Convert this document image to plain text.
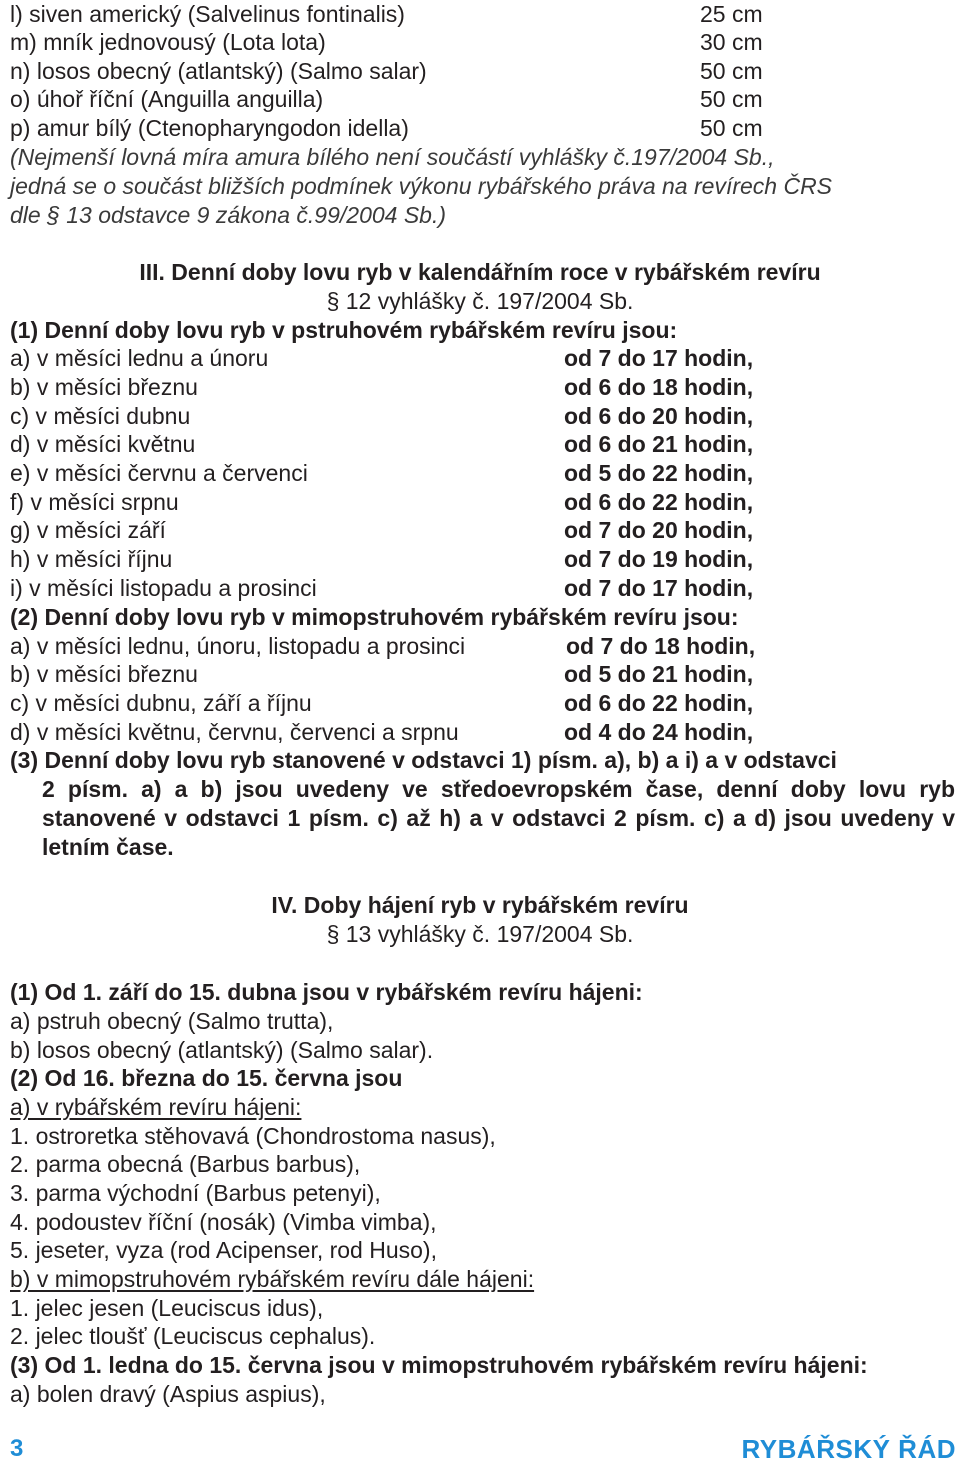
l) siven americký (Salvelinus fontinalis)	25 cm
m) mník jednovousý (Lota lota)	30 cm
n) losos obecný (atlantský) (Salmo salar)	50 cm
o) úhoř říční (Anguilla anguilla)	50 cm
p) amur bílý (Ctenopharyngodon idella)	50 cm
(Nejmenší lovná míra amura bílého není součástí vyhlášky č.197/2004 Sb.,
jedná se o součást bližších podmínek výkonu rybářského práva na revírech ČRS
dle § 13 odstavce 9 zákona č.99/2004 Sb.)
III. Denní doby lovu ryb v kalendářním roce v rybářském revíru
§ 12 vyhlášky č. 197/2004 Sb.
(1) Denní doby lovu ryb v pstruhovém rybářském revíru jsou:
a) v měsíci lednu a únoru	od 7 do 17 hodin,
b) v měsíci březnu	od 6 do 18 hodin,
c) v měsíci dubnu	od 6 do 20 hodin,
d) v měsíci květnu	od 6 do 21 hodin,
e) v měsíci červnu a červenci	od 5 do 22 hodin,
f) v měsíci srpnu	od 6 do 22 hodin,
g) v měsíci září	od 7 do 20 hodin,
h) v měsíci říjnu	od 7 do 19 hodin,
i) v měsíci listopadu a prosinci	od 7 do 17 hodin,
(2) Denní doby lovu ryb v mimopstruhovém rybářském revíru jsou:
a) v měsíci lednu, únoru, listopadu a prosinci	od 7 do 18 hodin,
b) v měsíci březnu	od 5 do 21 hodin,
c) v měsíci dubnu, září a říjnu	od 6 do 22 hodin,
d) v měsíci květnu, červnu, červenci a srpnu	od 4 do 24 hodin,
(3) Denní doby lovu ryb stanovené v odstavci 1) písm. a), b) a i) a v odstavci
2 písm. a) a b) jsou uvedeny ve středoevropském čase, denní doby lovu ryb stanovené v odstavci 1 písm. c) až h) a v odstavci 2 písm. c) a d) jsou uvedeny v letním čase.
IV. Doby hájení ryb v rybářském revíru
§ 13 vyhlášky č. 197/2004 Sb.
(1) Od 1. září do 15. dubna jsou v rybářském revíru hájeni:
a) pstruh obecný (Salmo trutta),
b) losos obecný (atlantský) (Salmo salar).
(2) Od 16. března do 15. června jsou
a) v rybářském revíru hájeni:
1. ostroretka stěhovavá (Chondrostoma nasus),
2. parma obecná (Barbus barbus),
3. parma východní (Barbus petenyi),
4. podoustev říční (nosák) (Vimba vimba),
5. jeseter, vyza (rod Acipenser, rod Huso),
b) v mimopstruhovém rybářském revíru dále hájeni:
1. jelec jesen (Leuciscus idus),
2. jelec tloušť (Leuciscus cephalus).
(3) Od 1. ledna do 15. června jsou v mimopstruhovém rybářském revíru hájeni:
a) bolen dravý (Aspius aspius),
3	RYBÁŘSKÝ ŘÁD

◆ OBJECTIVE ◆
Print the records above exactly as they stand, but leave out the pictures.

◆ TASK RESULT ◆
Convert this document image to plain text.
l) siven americký (Salvelinus fontinalis)	25 cm
m) mník jednovousý (Lota lota)	30 cm
n) losos obecný (atlantský) (Salmo salar)	50 cm
o) úhoř říční (Anguilla anguilla)	50 cm
p) amur bílý (Ctenopharyngodon idella)	50 cm
(Nejmenší lovná míra amura bílého není součástí vyhlášky č.197/2004 Sb.,
jedná se o součást bližších podmínek výkonu rybářského práva na revírech ČRS
dle § 13 odstavce 9 zákona č.99/2004 Sb.)
III. Denní doby lovu ryb v kalendářním roce v rybářském revíru
§ 12 vyhlášky č. 197/2004 Sb.
(1) Denní doby lovu ryb v pstruhovém rybářském revíru jsou:
a) v měsíci lednu a únoru	od 7 do 17 hodin,
b) v měsíci březnu	od 6 do 18 hodin,
c) v měsíci dubnu	od 6 do 20 hodin,
d) v měsíci květnu	od 6 do 21 hodin,
e) v měsíci červnu a červenci	od 5 do 22 hodin,
f) v měsíci srpnu	od 6 do 22 hodin,
g) v měsíci září	od 7 do 20 hodin,
h) v měsíci říjnu	od 7 do 19 hodin,
i) v měsíci listopadu a prosinci	od 7 do 17 hodin,
(2) Denní doby lovu ryb v mimopstruhovém rybářském revíru jsou:
a) v měsíci lednu, únoru, listopadu a prosinci	od 7 do 18 hodin,
b) v měsíci březnu	od 5 do 21 hodin,
c) v měsíci dubnu, září a říjnu	od 6 do 22 hodin,
d) v měsíci květnu, červnu, červenci a srpnu	od 4 do 24 hodin,
(3) Denní doby lovu ryb stanovené v odstavci 1) písm. a), b) a i) a v odstavci
2 písm. a) a b) jsou uvedeny ve středoevropském čase, denní doby lovu ryb stanovené v odstavci 1 písm. c) až h) a v odstavci 2 písm. c) a d) jsou uvedeny v letním čase.
IV. Doby hájení ryb v rybářském revíru
§ 13 vyhlášky č. 197/2004 Sb.
(1) Od 1. září do 15. dubna jsou v rybářském revíru hájeni:
a) pstruh obecný (Salmo trutta),
b) losos obecný (atlantský) (Salmo salar).
(2) Od 16. března do 15. června jsou
a) v rybářském revíru hájeni:
1. ostroretka stěhovavá (Chondrostoma nasus),
2. parma obecná (Barbus barbus),
3. parma východní (Barbus petenyi),
4. podoustev říční (nosák) (Vimba vimba),
5. jeseter, vyza (rod Acipenser, rod Huso),
b) v mimopstruhovém rybářském revíru dále hájeni:
1. jelec jesen (Leuciscus idus),
2. jelec tloušť (Leuciscus cephalus).
(3) Od 1. ledna do 15. června jsou v mimopstruhovém rybářském revíru hájeni:
a) bolen dravý (Aspius aspius),
3	RYBÁŘSKÝ ŘÁD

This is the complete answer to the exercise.